● REQUIRED WORK
Hunt for the word "text" across the entries below, copying each line that holds it.

● ● ● ● ● ● ●

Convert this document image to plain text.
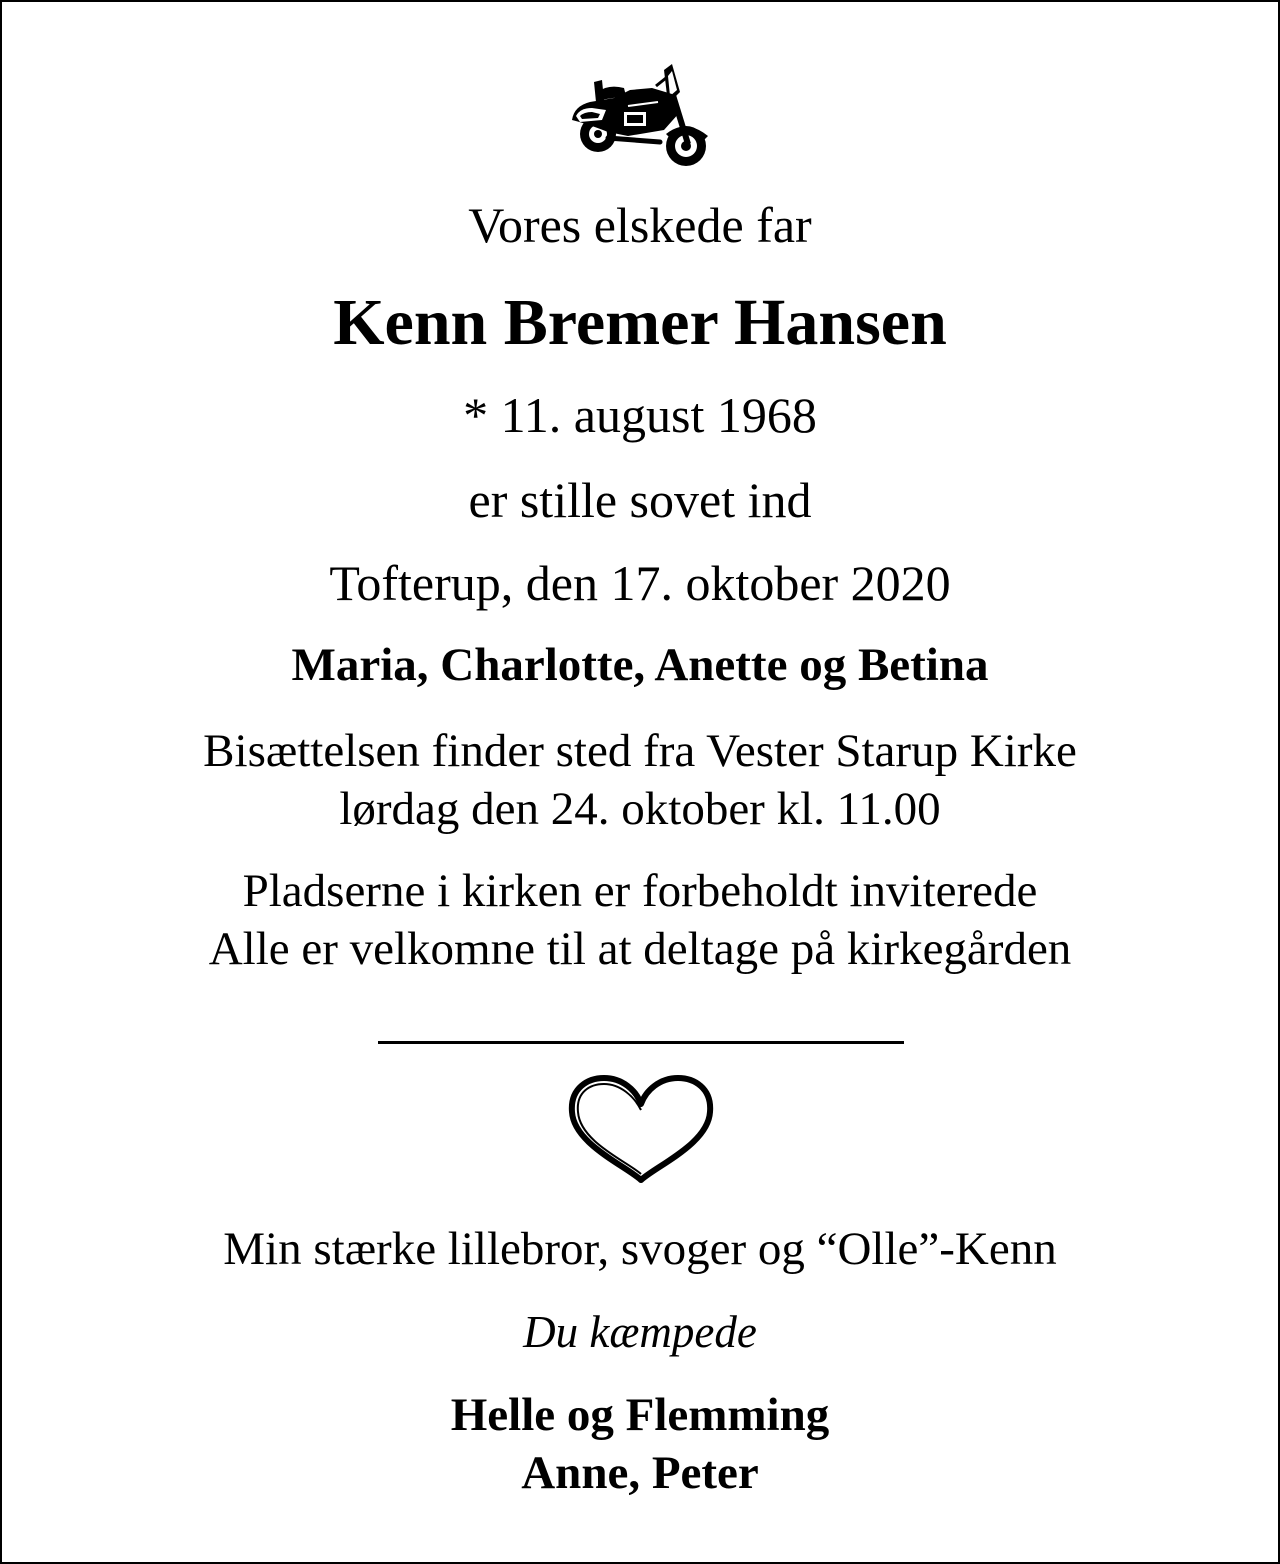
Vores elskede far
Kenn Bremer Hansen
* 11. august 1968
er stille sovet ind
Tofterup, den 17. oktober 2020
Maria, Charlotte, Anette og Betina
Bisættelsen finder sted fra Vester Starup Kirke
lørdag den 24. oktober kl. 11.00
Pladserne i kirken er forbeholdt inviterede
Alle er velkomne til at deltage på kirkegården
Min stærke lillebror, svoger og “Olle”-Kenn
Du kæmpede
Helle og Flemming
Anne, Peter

● ● ● ● ● ● ●

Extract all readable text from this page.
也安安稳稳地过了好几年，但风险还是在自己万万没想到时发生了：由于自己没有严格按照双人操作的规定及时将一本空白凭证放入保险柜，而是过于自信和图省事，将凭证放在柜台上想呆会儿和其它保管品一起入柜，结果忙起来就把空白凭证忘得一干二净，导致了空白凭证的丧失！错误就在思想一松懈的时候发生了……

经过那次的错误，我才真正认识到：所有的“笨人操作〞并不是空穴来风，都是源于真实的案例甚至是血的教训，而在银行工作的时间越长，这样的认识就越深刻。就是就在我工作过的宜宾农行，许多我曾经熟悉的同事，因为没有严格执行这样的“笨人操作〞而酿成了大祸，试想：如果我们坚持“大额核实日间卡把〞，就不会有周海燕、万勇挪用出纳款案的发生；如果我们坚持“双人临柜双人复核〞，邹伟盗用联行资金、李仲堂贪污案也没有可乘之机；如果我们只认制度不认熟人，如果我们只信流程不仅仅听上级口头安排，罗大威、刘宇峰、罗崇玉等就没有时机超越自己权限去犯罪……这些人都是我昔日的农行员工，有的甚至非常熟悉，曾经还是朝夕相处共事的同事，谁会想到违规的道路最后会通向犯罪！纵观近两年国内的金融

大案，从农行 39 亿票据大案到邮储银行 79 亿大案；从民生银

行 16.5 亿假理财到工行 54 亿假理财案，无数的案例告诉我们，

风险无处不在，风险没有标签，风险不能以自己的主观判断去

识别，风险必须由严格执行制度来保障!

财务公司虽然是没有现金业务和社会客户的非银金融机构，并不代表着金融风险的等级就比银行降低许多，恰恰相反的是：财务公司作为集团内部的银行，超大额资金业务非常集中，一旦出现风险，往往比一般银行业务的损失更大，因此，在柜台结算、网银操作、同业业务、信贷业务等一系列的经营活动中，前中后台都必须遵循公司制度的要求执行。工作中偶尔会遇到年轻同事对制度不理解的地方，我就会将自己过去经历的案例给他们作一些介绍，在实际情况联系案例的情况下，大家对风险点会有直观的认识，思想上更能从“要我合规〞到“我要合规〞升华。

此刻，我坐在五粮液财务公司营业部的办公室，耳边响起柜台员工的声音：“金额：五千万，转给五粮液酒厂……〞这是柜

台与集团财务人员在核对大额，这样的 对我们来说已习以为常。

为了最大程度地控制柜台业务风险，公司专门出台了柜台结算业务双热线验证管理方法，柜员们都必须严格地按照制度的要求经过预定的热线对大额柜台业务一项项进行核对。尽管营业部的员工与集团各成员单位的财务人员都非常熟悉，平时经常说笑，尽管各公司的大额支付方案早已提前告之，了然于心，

● ● ● ● ● ● ●

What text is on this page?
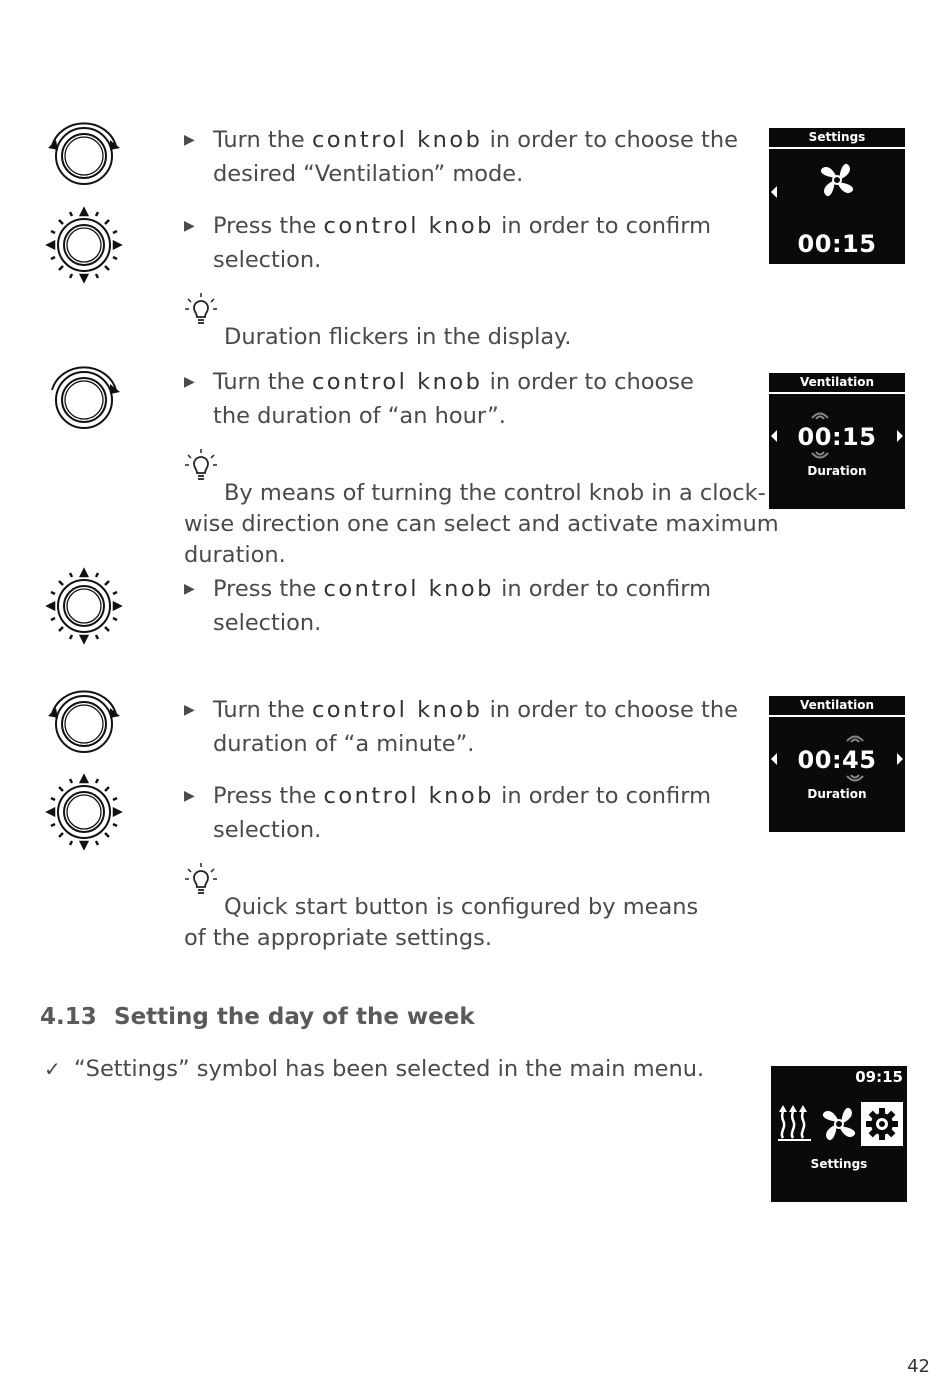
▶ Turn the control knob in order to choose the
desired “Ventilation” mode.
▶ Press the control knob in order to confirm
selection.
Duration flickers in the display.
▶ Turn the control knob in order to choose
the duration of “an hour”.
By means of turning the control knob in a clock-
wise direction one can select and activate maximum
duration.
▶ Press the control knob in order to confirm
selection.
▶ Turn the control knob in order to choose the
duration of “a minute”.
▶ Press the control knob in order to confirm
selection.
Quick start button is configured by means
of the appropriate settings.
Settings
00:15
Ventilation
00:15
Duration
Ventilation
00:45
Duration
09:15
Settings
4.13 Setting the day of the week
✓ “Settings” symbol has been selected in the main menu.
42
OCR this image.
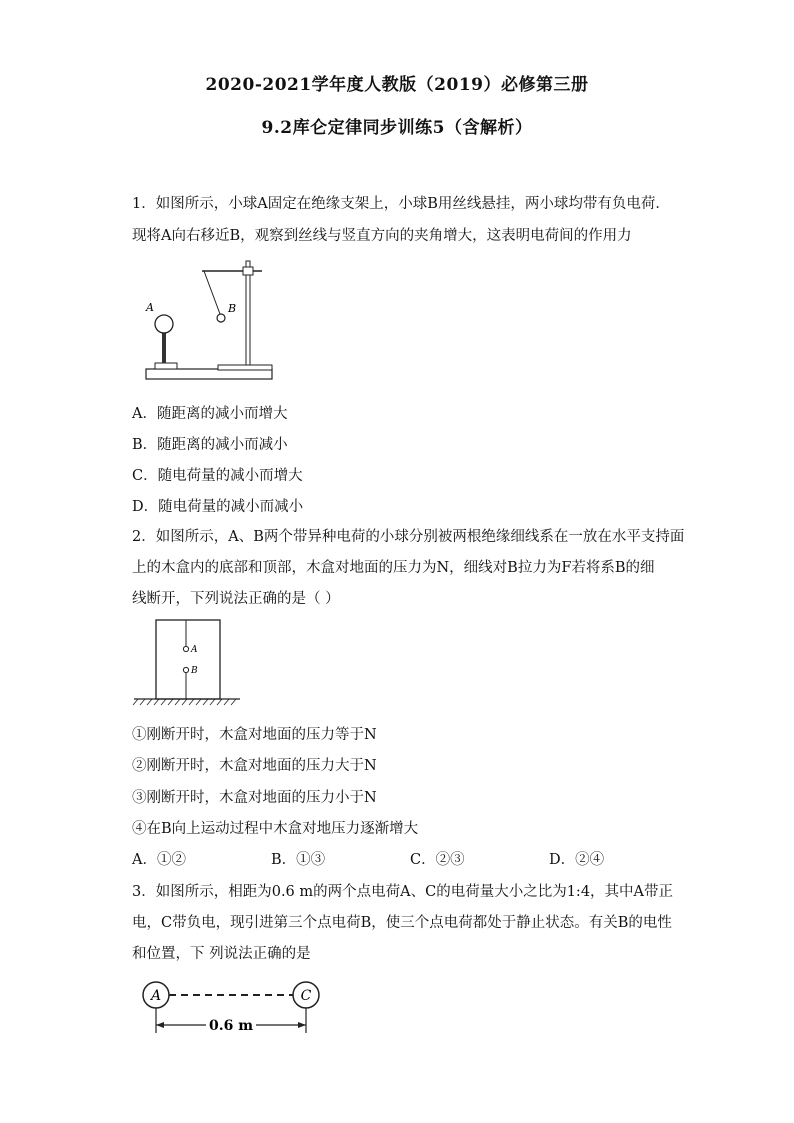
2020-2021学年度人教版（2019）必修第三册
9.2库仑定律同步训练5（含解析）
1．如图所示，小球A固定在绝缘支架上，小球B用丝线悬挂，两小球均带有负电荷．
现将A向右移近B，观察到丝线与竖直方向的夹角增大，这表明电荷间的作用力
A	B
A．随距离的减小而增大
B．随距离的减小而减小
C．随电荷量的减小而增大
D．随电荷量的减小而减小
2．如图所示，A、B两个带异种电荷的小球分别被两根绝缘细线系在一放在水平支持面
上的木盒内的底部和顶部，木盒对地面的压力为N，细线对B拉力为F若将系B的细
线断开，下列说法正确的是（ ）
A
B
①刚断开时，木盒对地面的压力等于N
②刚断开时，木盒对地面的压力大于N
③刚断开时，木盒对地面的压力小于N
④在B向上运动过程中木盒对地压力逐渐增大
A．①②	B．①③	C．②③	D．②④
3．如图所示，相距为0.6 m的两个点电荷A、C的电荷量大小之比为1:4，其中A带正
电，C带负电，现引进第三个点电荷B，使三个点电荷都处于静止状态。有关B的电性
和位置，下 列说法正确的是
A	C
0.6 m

● ● ● ● ● ● ●

● ANSWER TO THE EXERCISE
Convert this document image to plain text.
Extract all readable text from this page.
What text is on this page?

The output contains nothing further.